→ **Task to carry out**: Locate each line in the records containing "text". Copy it.
** start Entries provided **
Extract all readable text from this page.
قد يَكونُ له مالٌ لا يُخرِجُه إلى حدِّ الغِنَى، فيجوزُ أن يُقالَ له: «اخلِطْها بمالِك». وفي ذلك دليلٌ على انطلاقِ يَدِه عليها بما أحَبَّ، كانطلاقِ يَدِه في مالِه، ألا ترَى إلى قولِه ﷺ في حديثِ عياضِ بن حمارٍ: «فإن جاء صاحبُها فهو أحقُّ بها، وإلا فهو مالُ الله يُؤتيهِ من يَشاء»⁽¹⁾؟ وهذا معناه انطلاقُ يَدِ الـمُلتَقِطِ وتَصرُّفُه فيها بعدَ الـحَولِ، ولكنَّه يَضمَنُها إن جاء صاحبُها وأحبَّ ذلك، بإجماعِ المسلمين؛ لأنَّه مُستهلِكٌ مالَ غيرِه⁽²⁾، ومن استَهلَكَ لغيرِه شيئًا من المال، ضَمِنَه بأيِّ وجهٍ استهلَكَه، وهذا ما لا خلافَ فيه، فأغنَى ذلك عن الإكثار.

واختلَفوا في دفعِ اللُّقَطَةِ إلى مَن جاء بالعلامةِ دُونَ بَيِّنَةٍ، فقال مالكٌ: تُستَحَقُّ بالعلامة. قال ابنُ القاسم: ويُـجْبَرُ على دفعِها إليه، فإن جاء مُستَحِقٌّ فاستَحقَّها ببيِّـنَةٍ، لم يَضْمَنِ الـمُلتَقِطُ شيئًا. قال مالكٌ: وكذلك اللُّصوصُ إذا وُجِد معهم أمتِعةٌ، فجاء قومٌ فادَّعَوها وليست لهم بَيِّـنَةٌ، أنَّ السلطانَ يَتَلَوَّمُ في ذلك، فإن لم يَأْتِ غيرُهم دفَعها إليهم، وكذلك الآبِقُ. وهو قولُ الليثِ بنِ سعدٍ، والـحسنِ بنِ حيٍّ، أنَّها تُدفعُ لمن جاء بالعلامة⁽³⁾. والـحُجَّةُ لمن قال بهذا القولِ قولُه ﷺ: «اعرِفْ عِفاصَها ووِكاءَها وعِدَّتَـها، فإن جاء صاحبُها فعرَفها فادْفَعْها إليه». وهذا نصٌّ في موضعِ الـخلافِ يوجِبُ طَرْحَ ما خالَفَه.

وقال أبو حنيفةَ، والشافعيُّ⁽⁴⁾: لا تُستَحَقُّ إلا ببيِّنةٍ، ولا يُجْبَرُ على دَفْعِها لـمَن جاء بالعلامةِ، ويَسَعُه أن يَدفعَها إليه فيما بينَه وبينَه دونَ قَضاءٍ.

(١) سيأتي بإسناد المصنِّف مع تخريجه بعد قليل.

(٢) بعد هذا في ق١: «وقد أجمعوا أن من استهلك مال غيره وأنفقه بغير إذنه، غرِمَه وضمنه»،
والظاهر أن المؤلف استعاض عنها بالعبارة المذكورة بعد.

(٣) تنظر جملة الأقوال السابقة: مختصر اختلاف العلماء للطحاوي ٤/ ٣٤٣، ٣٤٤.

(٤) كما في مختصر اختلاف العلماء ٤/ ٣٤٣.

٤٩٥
** end Entries provided **
** start Entries provided **
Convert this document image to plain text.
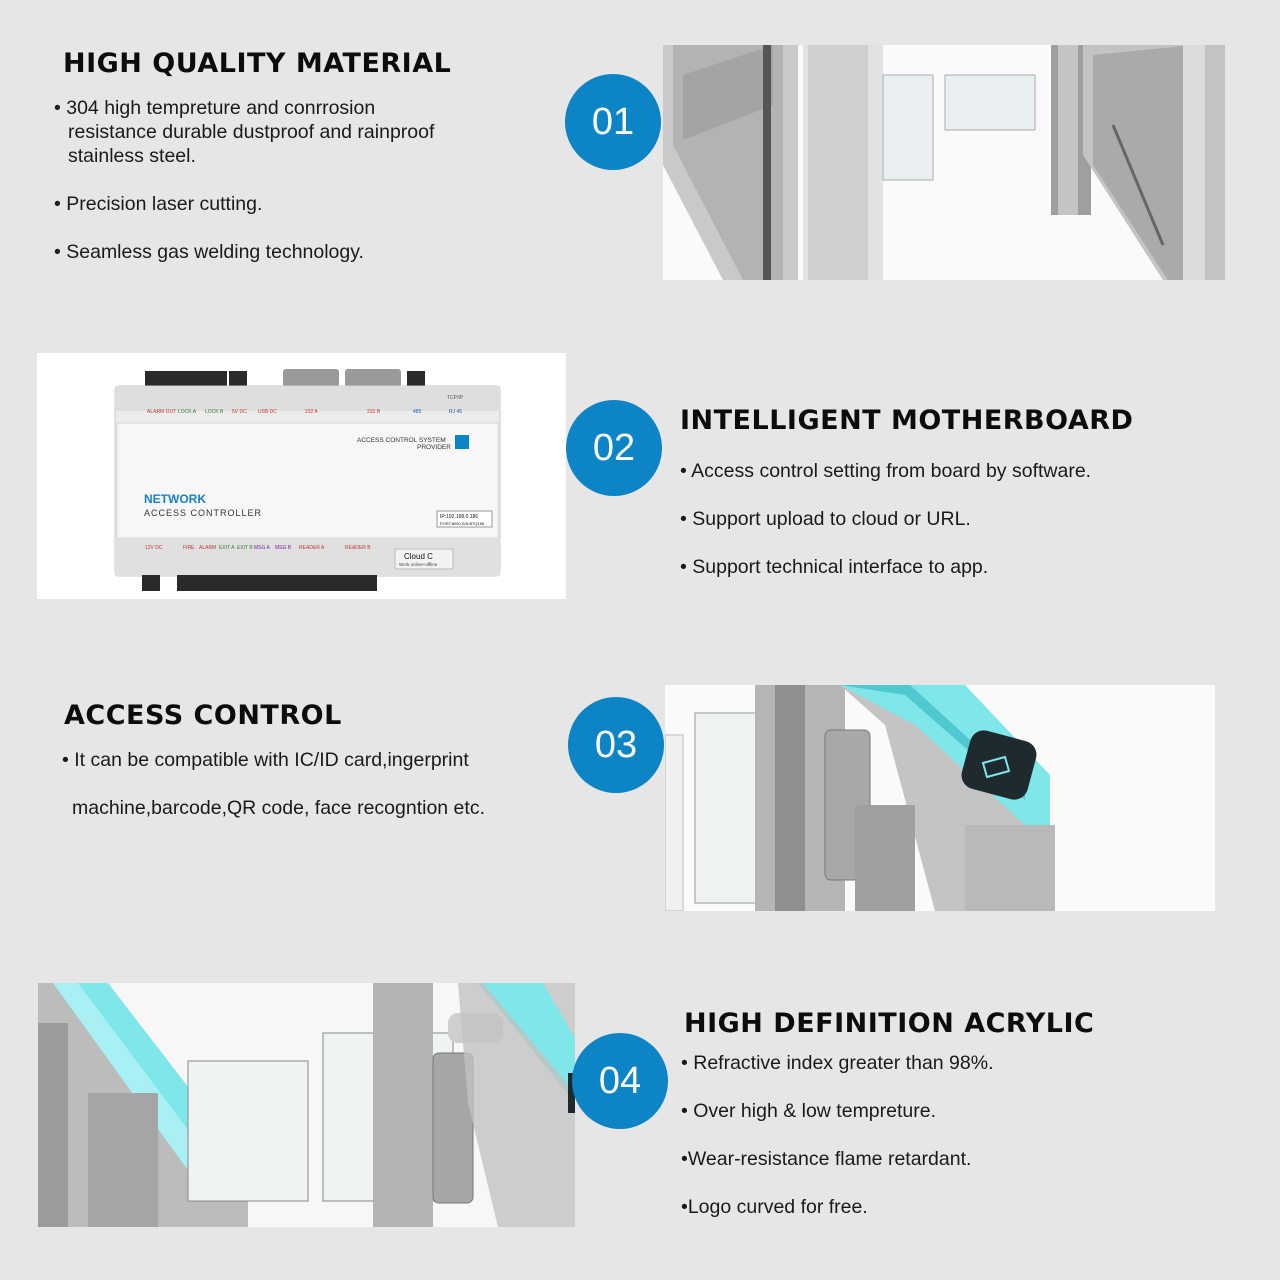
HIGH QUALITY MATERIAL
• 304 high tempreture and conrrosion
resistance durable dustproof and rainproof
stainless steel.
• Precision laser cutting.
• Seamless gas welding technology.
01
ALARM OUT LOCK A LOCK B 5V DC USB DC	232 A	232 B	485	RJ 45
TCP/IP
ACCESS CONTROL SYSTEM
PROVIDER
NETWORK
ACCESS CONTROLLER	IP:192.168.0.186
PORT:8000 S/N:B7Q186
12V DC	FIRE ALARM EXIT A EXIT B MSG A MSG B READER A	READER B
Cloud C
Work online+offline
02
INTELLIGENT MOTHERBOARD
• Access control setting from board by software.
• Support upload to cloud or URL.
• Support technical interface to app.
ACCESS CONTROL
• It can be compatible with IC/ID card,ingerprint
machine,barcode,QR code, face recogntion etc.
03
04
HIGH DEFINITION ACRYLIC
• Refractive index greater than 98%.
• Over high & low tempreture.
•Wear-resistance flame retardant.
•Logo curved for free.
** end Entries provided **
** start Entries provided **
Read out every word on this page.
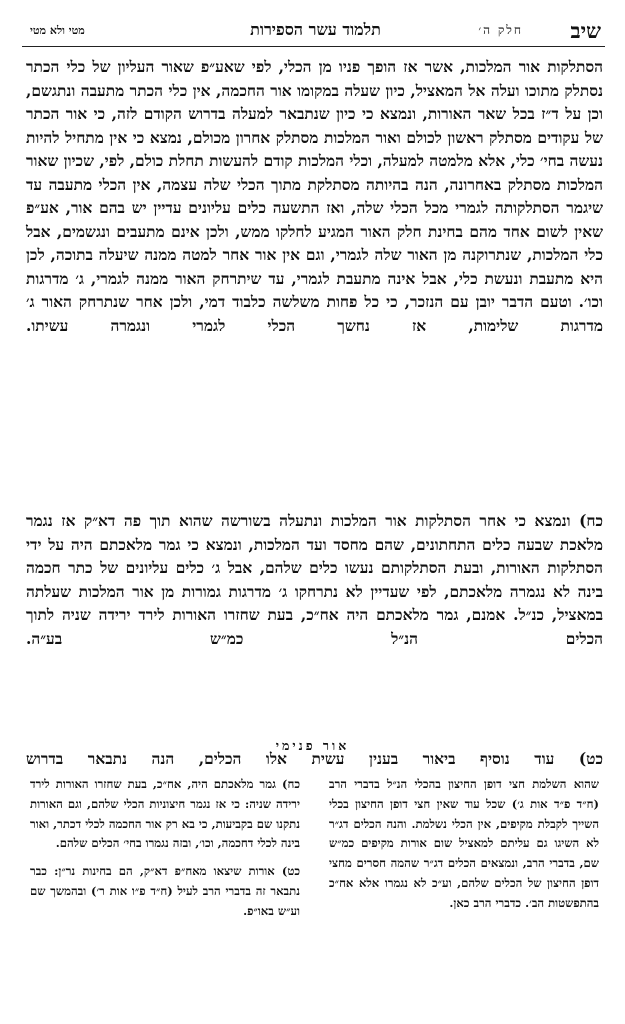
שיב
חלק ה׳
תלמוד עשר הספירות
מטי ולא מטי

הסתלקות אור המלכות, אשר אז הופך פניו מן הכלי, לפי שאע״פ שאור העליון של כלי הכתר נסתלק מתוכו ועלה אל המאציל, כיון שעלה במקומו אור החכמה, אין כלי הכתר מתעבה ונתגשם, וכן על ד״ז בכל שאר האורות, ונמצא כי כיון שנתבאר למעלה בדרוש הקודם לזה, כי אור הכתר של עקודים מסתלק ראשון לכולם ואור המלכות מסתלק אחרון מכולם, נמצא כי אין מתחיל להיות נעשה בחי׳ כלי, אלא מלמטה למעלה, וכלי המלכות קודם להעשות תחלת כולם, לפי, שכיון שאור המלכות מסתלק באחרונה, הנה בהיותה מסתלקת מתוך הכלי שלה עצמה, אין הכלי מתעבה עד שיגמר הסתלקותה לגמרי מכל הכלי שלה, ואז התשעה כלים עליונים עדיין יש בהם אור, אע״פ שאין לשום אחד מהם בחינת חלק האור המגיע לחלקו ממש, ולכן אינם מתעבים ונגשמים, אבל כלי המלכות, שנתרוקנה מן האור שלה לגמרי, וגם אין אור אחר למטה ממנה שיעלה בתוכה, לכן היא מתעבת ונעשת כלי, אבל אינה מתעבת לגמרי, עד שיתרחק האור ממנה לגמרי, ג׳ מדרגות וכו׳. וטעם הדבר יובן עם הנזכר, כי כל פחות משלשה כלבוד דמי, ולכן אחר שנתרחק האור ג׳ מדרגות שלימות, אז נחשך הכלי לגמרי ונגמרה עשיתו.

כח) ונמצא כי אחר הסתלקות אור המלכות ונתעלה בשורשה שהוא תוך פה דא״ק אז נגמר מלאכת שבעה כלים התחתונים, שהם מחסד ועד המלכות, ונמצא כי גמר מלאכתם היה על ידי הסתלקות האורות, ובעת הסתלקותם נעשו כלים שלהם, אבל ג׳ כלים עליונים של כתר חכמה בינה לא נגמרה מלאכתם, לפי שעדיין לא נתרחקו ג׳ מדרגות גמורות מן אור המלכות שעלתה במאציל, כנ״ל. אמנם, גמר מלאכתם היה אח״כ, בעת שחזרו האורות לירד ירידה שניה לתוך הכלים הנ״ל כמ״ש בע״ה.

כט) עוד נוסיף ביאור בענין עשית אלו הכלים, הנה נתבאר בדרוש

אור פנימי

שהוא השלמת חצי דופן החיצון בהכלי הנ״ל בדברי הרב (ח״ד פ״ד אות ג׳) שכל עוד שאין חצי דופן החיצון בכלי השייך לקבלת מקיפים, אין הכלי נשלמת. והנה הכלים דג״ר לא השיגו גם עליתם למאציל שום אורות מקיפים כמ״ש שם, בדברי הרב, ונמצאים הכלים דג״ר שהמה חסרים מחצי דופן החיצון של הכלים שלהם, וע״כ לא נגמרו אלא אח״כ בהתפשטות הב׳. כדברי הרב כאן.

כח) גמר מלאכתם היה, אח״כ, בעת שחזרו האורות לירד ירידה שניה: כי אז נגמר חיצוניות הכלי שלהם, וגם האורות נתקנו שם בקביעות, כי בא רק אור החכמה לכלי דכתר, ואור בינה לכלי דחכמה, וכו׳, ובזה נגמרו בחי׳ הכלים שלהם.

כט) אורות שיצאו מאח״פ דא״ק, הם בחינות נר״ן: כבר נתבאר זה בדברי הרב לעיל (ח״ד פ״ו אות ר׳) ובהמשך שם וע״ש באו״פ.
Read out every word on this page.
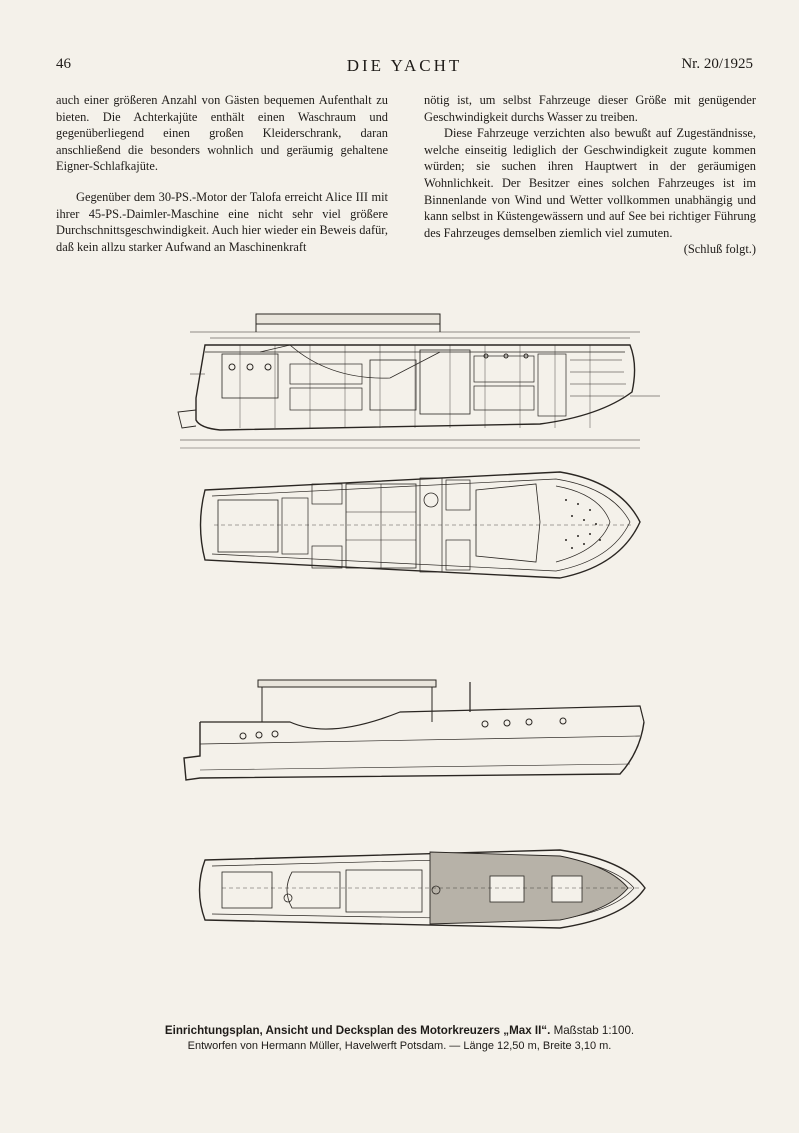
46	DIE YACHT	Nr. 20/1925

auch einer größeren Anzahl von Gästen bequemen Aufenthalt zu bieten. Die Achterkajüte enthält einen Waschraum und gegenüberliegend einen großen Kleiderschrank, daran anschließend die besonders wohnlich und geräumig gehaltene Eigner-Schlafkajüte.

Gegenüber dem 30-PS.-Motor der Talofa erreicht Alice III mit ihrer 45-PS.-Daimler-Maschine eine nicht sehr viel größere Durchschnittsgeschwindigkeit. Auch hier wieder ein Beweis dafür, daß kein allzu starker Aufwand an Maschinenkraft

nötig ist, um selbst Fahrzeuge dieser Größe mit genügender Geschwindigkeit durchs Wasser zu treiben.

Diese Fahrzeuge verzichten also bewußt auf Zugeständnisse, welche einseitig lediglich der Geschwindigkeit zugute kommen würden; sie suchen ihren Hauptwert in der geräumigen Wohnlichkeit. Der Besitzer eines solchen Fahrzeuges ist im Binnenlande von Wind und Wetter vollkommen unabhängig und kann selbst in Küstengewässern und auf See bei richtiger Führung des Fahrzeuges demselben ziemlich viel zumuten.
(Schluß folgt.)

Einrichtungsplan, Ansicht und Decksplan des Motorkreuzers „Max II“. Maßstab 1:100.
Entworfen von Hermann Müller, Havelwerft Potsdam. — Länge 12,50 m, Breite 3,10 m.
** end Entries provided **
→ **Complete answer**:
Extract all readable text from this page.
Convert this document image to plain text.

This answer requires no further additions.